[BEGIN]

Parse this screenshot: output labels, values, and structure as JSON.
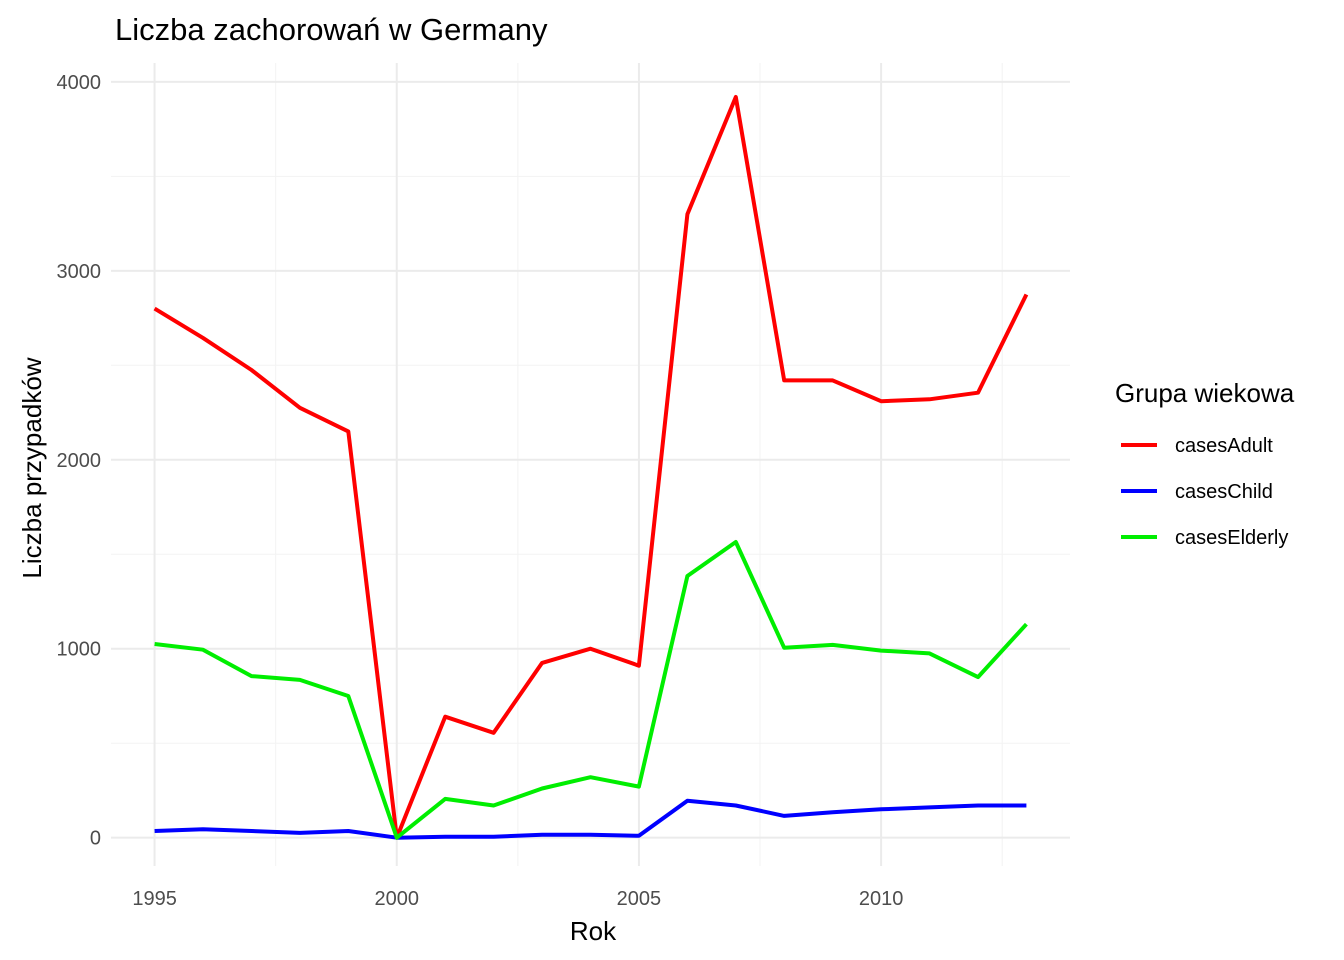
{
  "chart_data": {
    "type": "line",
    "title": "Liczba zachorowań w Germany",
    "xlabel": "Rok",
    "ylabel": "Liczba przypadków",
    "xlim": [
      1994.1,
      2013.9
    ],
    "ylim": [
      -150,
      4100
    ],
    "x_ticks": [
      1995,
      2000,
      2005,
      2010
    ],
    "y_ticks": [
      0,
      1000,
      2000,
      3000,
      4000
    ],
    "x_minor": [
      1997.5,
      2002.5,
      2007.5,
      2012.5
    ],
    "y_minor": [
      500,
      1500,
      2500,
      3500
    ],
    "grid": true,
    "legend": {
      "title": "Grupa wiekowa",
      "position": "right"
    },
    "x": [
      1995,
      1996,
      1997,
      1998,
      1999,
      2000,
      2001,
      2002,
      2003,
      2004,
      2005,
      2006,
      2007,
      2008,
      2009,
      2010,
      2011,
      2012,
      2013
    ],
    "series": [
      {
        "name": "casesAdult",
        "color": "#ff0000",
        "values": [
          2800,
          2645,
          2475,
          2275,
          2150,
          0,
          640,
          555,
          925,
          1000,
          910,
          3300,
          3920,
          2420,
          2420,
          2310,
          2320,
          2355,
          2875
        ]
      },
      {
        "name": "casesChild",
        "color": "#0000ff",
        "values": [
          35,
          45,
          35,
          25,
          35,
          0,
          5,
          5,
          15,
          15,
          10,
          195,
          170,
          115,
          135,
          150,
          160,
          170,
          170
        ]
      },
      {
        "name": "casesElderly",
        "color": "#00ee00",
        "values": [
          1025,
          995,
          855,
          835,
          750,
          0,
          205,
          170,
          260,
          320,
          270,
          1385,
          1565,
          1005,
          1020,
          990,
          975,
          850,
          1130
        ]
      }
    ]
  }
}
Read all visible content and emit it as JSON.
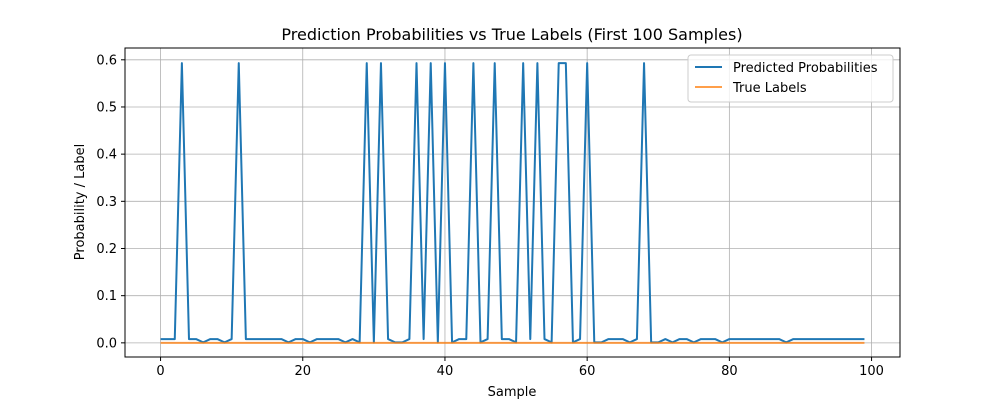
{
  "chart_data": {
    "type": "line",
    "title": "Prediction Probabilities vs True Labels (First 100 Samples)",
    "xlabel": "Sample",
    "ylabel": "Probability / Label",
    "xlim": [
      -5,
      104
    ],
    "ylim": [
      -0.03,
      0.625
    ],
    "xticks": [
      0,
      20,
      40,
      60,
      80,
      100
    ],
    "yticks": [
      0.0,
      0.1,
      0.2,
      0.3,
      0.4,
      0.5,
      0.6
    ],
    "ytick_labels": [
      "0.0",
      "0.1",
      "0.2",
      "0.3",
      "0.4",
      "0.5",
      "0.6"
    ],
    "grid": true,
    "legend_position": "top-right",
    "series": [
      {
        "name": "Predicted Probabilities",
        "color": "#1f77b4",
        "values": [
          0.008,
          0.008,
          0.008,
          0.593,
          0.008,
          0.008,
          0.001,
          0.008,
          0.008,
          0.001,
          0.008,
          0.593,
          0.008,
          0.008,
          0.008,
          0.008,
          0.008,
          0.008,
          0.001,
          0.008,
          0.008,
          0.001,
          0.008,
          0.008,
          0.008,
          0.008,
          0.001,
          0.008,
          0.001,
          0.593,
          0.001,
          0.593,
          0.008,
          0.001,
          0.001,
          0.008,
          0.593,
          0.008,
          0.593,
          0.001,
          0.593,
          0.001,
          0.008,
          0.008,
          0.593,
          0.001,
          0.008,
          0.593,
          0.008,
          0.008,
          0.001,
          0.593,
          0.008,
          0.593,
          0.008,
          0.001,
          0.593,
          0.593,
          0.001,
          0.008,
          0.593,
          0.001,
          0.001,
          0.008,
          0.008,
          0.008,
          0.001,
          0.008,
          0.593,
          0.001,
          0.001,
          0.008,
          0.001,
          0.008,
          0.008,
          0.001,
          0.008,
          0.008,
          0.008,
          0.001,
          0.008,
          0.008,
          0.008,
          0.008,
          0.008,
          0.008,
          0.008,
          0.008,
          0.001,
          0.008,
          0.008,
          0.008,
          0.008,
          0.008,
          0.008,
          0.008,
          0.008,
          0.008,
          0.008,
          0.008
        ]
      },
      {
        "name": "True Labels",
        "color": "#ff7f0e",
        "values": [
          0,
          0,
          0,
          0,
          0,
          0,
          0,
          0,
          0,
          0,
          0,
          0,
          0,
          0,
          0,
          0,
          0,
          0,
          0,
          0,
          0,
          0,
          0,
          0,
          0,
          0,
          0,
          0,
          0,
          0,
          0,
          0,
          0,
          0,
          0,
          0,
          0,
          0,
          0,
          0,
          0,
          0,
          0,
          0,
          0,
          0,
          0,
          0,
          0,
          0,
          0,
          0,
          0,
          0,
          0,
          0,
          0,
          0,
          0,
          0,
          0,
          0,
          0,
          0,
          0,
          0,
          0,
          0,
          0,
          0,
          0,
          0,
          0,
          0,
          0,
          0,
          0,
          0,
          0,
          0,
          0,
          0,
          0,
          0,
          0,
          0,
          0,
          0,
          0,
          0,
          0,
          0,
          0,
          0,
          0,
          0,
          0,
          0,
          0,
          0
        ]
      }
    ]
  }
}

[END]

Exercise objective: Reply with only the number of lines in the entries that contain the word "title".

Solution to the exercise: 3